Go through the data and copy every line exactly, but not the images.

[begin Given records]

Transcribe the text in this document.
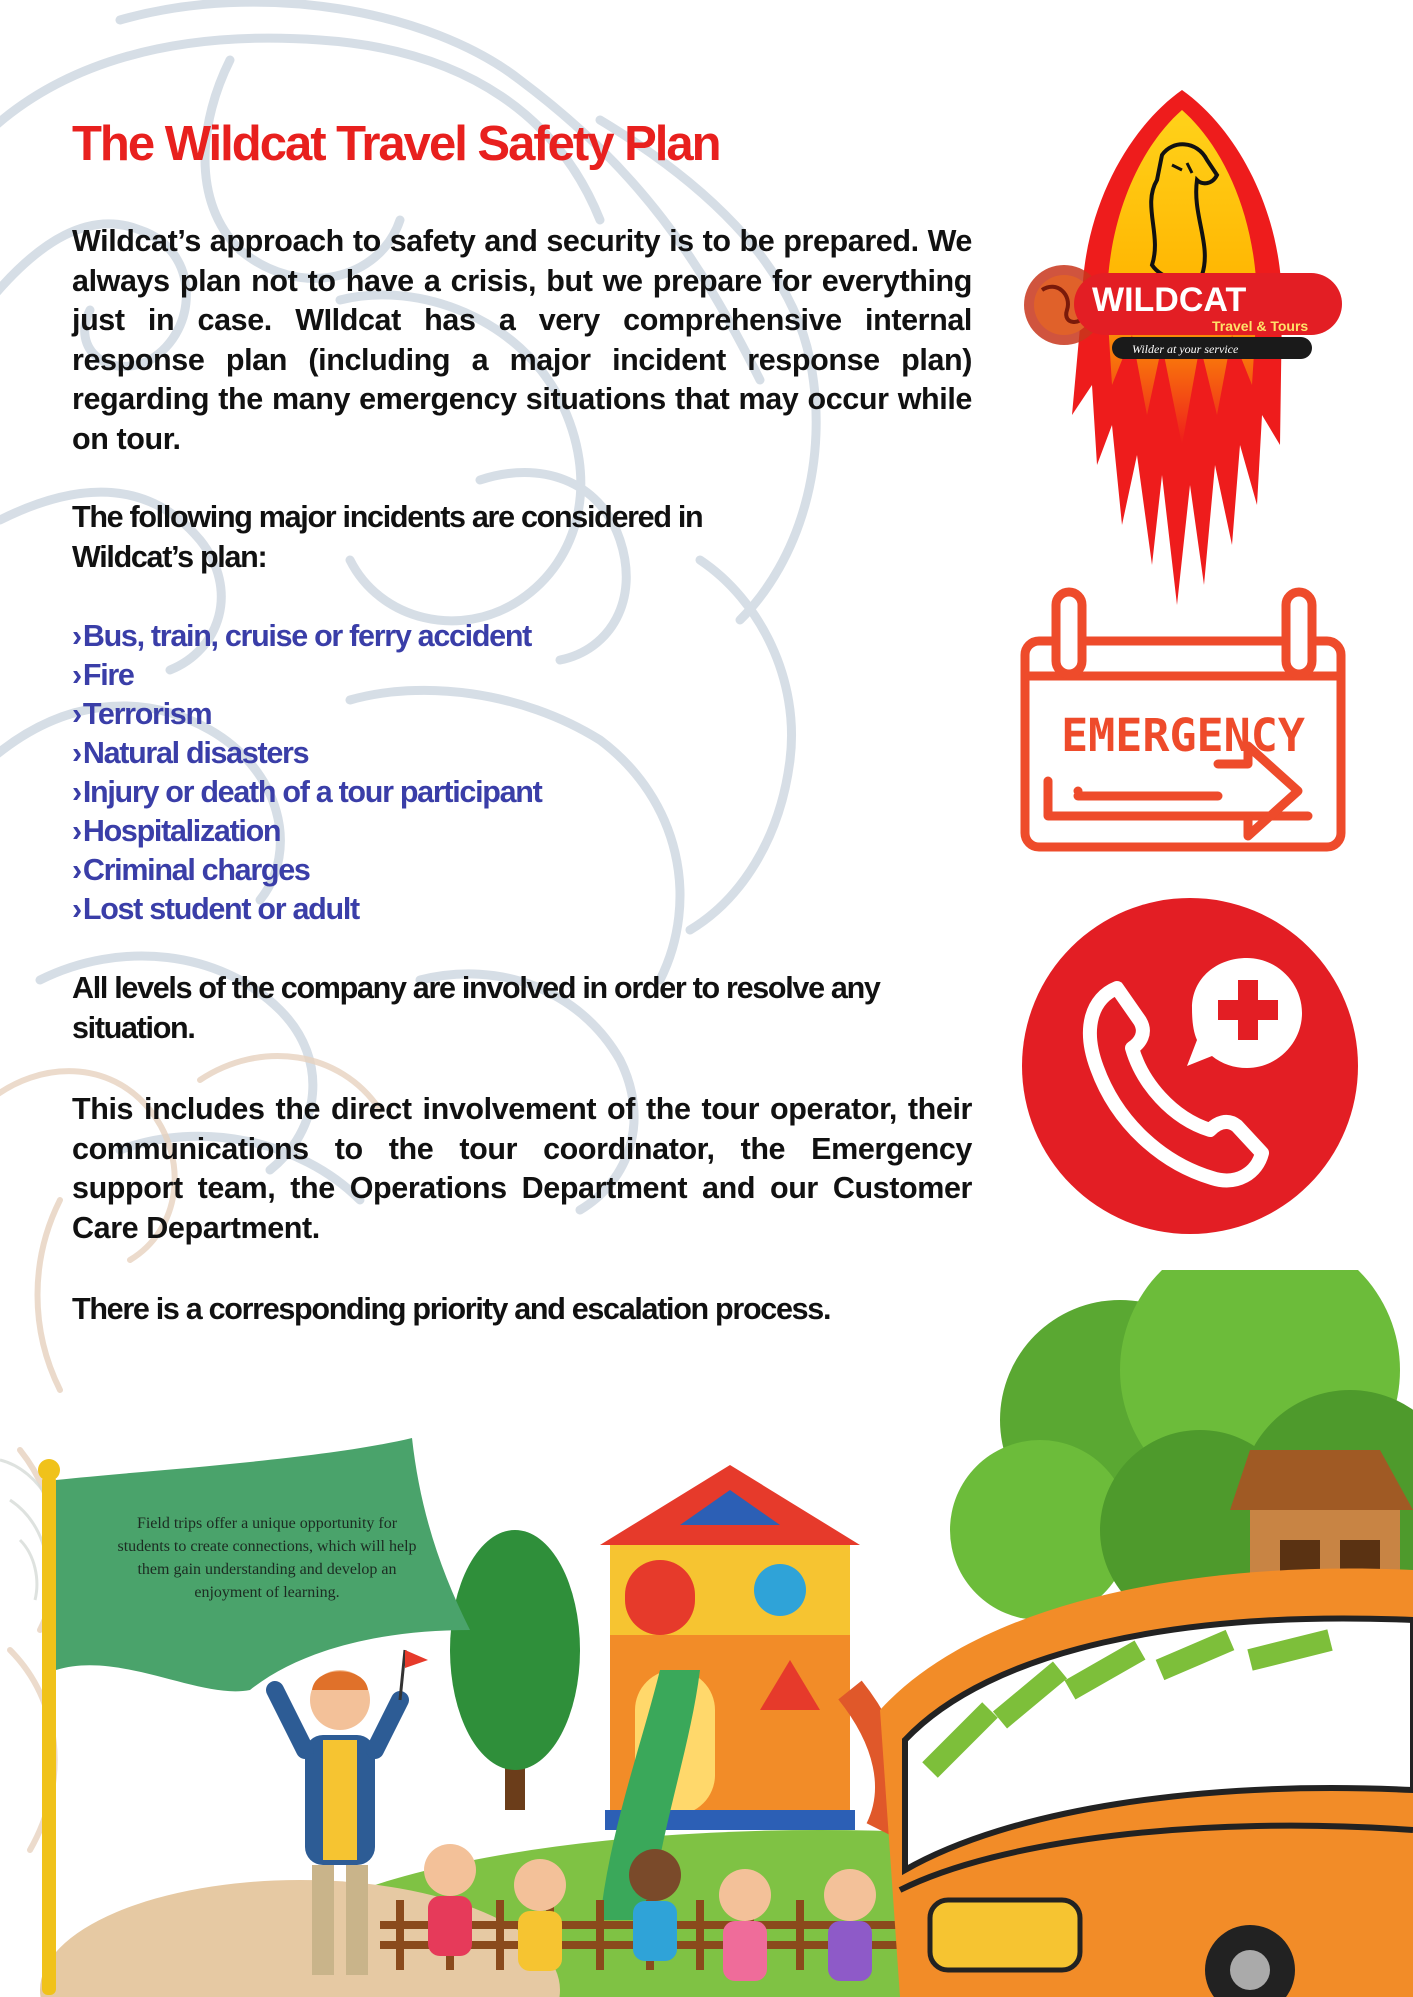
The Wildcat Travel Safety Plan

Wildcat’s approach to safety and security is to be prepared. We always plan not to have a crisis, but we prepare for everything just in case. WIldcat has a very comprehensive internal response plan (including a major incident response plan) regarding the many emergency situations that may occur while on tour.

The following major incidents are considered in
Wildcat’s plan:

›Bus, train, cruise or ferry accident
›Fire
›Terrorism
›Natural disasters
›Injury or death of a tour participant
›Hospitalization
›Criminal charges
›Lost student or adult

All levels of the company are involved in order to resolve any situation.

This includes the direct involvement of the tour operator, their communications to the tour coordinator, the Emergency support team, the Operations Department and our Customer Care Department.

There is a corresponding priority and escalation process.

WILDCAT
Travel & Tours
Wilder at your service
EMERGENCY
Field trips offer a unique opportunity for students to create connections, which will help them gain understanding and develop an enjoyment of learning.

[end Given records]

> _Task result_:
Transcribe the text in this document.
The Wildcat Travel Safety Plan

Wildcat’s approach to safety and security is to be prepared. We always plan not to have a crisis, but we prepare for everything just in case. WIldcat has a very comprehensive internal response plan (including a major incident response plan) regarding the many emergency situations that may occur while on tour.

The following major incidents are considered in
Wildcat’s plan:

›Bus, train, cruise or ferry accident
›Fire
›Terrorism
›Natural disasters
›Injury or death of a tour participant
›Hospitalization
›Criminal charges
›Lost student or adult

All levels of the company are involved in order to resolve any situation.

This includes the direct involvement of the tour operator, their communications to the tour coordinator, the Emergency support team, the Operations Department and our Customer Care Department.

There is a corresponding priority and escalation process.

WILDCAT
Travel & Tours
Wilder at your service
EMERGENCY
Field trips offer a unique opportunity for students to create connections, which will help them gain understanding and develop an enjoyment of learning.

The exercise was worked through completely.